## [TASK DIRECTIONS]
Pick out each line in these entries that contains the string "lines".

(Data entries)
——
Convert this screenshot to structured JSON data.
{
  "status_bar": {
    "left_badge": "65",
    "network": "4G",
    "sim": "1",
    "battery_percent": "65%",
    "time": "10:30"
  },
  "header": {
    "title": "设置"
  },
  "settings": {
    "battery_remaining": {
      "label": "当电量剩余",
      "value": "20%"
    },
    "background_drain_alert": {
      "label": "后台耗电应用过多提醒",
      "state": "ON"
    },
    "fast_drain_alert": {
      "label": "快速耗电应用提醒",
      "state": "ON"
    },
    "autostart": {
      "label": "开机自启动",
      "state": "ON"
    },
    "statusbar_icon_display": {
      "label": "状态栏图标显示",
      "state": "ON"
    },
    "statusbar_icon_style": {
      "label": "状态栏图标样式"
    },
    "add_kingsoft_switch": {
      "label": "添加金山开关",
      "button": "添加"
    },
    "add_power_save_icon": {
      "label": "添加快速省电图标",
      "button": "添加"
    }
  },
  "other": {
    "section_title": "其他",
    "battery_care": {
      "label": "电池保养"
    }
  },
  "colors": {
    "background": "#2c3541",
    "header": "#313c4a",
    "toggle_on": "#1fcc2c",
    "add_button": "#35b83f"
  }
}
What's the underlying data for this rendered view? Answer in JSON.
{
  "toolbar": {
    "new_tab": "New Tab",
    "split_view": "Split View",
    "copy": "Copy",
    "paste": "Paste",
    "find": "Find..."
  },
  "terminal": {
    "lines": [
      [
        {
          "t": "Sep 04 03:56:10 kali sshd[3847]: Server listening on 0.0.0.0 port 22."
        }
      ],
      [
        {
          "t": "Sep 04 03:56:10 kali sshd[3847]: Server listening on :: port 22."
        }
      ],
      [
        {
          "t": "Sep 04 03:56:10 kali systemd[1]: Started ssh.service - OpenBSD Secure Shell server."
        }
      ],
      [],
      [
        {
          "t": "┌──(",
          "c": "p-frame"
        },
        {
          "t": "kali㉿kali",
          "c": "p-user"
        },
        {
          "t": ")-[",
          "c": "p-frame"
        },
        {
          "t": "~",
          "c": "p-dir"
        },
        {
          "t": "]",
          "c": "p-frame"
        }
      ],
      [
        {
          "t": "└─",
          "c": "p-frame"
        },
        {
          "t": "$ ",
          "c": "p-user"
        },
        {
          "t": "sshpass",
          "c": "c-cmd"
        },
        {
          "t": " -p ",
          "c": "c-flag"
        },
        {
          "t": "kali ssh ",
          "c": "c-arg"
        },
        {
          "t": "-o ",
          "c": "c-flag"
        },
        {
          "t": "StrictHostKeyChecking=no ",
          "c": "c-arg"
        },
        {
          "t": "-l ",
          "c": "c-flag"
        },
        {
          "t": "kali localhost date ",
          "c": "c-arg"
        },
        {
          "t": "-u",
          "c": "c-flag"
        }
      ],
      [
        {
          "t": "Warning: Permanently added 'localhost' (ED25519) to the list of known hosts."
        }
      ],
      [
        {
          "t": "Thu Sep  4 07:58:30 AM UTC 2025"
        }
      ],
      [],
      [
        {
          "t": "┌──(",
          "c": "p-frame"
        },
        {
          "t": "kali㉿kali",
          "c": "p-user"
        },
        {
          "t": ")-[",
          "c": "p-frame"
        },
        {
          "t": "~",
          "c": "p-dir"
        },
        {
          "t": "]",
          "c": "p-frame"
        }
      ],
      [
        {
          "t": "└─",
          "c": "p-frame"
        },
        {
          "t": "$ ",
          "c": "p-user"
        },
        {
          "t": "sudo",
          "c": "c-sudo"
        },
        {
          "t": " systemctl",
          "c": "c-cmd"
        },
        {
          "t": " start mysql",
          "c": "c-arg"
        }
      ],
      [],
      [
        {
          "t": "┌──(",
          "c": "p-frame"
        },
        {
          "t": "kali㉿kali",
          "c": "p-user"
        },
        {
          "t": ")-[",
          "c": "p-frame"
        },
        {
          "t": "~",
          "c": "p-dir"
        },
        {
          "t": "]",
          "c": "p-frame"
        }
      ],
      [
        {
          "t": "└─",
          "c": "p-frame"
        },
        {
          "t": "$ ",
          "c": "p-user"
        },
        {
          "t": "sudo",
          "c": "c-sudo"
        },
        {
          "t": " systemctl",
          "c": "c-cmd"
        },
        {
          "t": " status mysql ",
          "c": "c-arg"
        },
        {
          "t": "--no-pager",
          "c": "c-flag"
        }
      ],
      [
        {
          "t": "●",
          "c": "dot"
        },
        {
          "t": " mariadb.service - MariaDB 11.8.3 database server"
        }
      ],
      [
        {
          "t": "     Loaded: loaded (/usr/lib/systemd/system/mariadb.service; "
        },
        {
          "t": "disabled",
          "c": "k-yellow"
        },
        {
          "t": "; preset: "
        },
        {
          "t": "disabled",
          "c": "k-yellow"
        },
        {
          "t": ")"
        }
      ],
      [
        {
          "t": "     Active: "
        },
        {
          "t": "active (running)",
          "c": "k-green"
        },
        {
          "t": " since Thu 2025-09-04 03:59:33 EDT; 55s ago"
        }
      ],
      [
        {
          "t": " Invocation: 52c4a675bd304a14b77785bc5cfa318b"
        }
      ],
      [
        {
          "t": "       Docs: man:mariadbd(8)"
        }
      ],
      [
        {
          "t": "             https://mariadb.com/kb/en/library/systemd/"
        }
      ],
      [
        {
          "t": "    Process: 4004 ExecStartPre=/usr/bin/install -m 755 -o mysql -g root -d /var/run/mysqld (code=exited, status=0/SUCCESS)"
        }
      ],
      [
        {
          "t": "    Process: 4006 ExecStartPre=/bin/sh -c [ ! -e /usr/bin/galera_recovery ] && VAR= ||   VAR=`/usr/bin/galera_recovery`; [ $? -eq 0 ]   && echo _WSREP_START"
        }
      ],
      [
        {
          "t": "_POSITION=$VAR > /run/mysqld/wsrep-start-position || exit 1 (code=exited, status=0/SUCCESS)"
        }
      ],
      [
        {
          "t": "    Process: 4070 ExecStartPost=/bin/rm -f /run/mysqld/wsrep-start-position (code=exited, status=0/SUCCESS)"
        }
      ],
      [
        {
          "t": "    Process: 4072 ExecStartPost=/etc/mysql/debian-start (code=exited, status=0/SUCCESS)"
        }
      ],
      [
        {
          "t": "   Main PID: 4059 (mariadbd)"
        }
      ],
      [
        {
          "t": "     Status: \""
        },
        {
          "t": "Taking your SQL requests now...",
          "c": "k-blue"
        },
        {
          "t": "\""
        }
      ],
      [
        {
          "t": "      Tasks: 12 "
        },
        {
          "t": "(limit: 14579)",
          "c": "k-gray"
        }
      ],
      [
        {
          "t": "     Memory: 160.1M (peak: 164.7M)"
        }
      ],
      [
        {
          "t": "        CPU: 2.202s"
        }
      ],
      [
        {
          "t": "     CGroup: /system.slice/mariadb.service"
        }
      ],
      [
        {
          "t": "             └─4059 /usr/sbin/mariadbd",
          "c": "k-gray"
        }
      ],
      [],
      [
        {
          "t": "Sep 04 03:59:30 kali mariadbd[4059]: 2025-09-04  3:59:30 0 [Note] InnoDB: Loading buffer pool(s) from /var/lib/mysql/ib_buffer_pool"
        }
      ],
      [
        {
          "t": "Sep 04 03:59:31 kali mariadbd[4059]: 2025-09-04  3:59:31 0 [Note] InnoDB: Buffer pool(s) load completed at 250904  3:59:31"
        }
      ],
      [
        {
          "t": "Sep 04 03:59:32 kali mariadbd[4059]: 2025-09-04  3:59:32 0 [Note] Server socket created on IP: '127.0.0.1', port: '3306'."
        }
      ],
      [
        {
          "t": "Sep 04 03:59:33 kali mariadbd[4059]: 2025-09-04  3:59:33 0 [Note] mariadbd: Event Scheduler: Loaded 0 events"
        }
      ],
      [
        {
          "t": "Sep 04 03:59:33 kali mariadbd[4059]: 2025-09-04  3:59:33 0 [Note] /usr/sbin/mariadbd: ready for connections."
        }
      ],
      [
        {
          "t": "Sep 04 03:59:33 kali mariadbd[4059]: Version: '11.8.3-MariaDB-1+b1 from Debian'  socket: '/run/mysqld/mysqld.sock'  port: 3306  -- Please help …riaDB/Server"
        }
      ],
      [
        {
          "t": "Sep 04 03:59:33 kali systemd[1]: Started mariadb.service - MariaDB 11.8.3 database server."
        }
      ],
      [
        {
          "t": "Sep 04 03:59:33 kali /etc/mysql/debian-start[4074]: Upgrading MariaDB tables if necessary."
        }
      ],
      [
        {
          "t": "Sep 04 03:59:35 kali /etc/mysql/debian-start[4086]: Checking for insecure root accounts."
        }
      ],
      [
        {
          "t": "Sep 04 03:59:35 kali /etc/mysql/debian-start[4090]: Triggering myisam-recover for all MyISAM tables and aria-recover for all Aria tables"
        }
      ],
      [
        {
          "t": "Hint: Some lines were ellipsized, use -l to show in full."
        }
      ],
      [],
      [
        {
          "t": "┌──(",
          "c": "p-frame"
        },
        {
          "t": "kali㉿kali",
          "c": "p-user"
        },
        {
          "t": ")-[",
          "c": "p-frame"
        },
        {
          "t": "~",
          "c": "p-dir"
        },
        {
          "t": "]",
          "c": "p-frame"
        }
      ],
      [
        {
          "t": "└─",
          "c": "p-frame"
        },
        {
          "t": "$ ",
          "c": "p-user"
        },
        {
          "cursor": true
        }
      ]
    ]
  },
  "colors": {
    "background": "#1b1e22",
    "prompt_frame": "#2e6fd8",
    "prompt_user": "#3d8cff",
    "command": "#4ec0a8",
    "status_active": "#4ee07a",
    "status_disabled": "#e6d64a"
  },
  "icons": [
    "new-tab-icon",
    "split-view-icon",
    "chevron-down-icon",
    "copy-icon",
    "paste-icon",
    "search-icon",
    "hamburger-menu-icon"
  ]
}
——
## [TASK OUTPUT]
    "lines": [
          "t": "Hint: Some lines were ellipsized, use -l to show in full."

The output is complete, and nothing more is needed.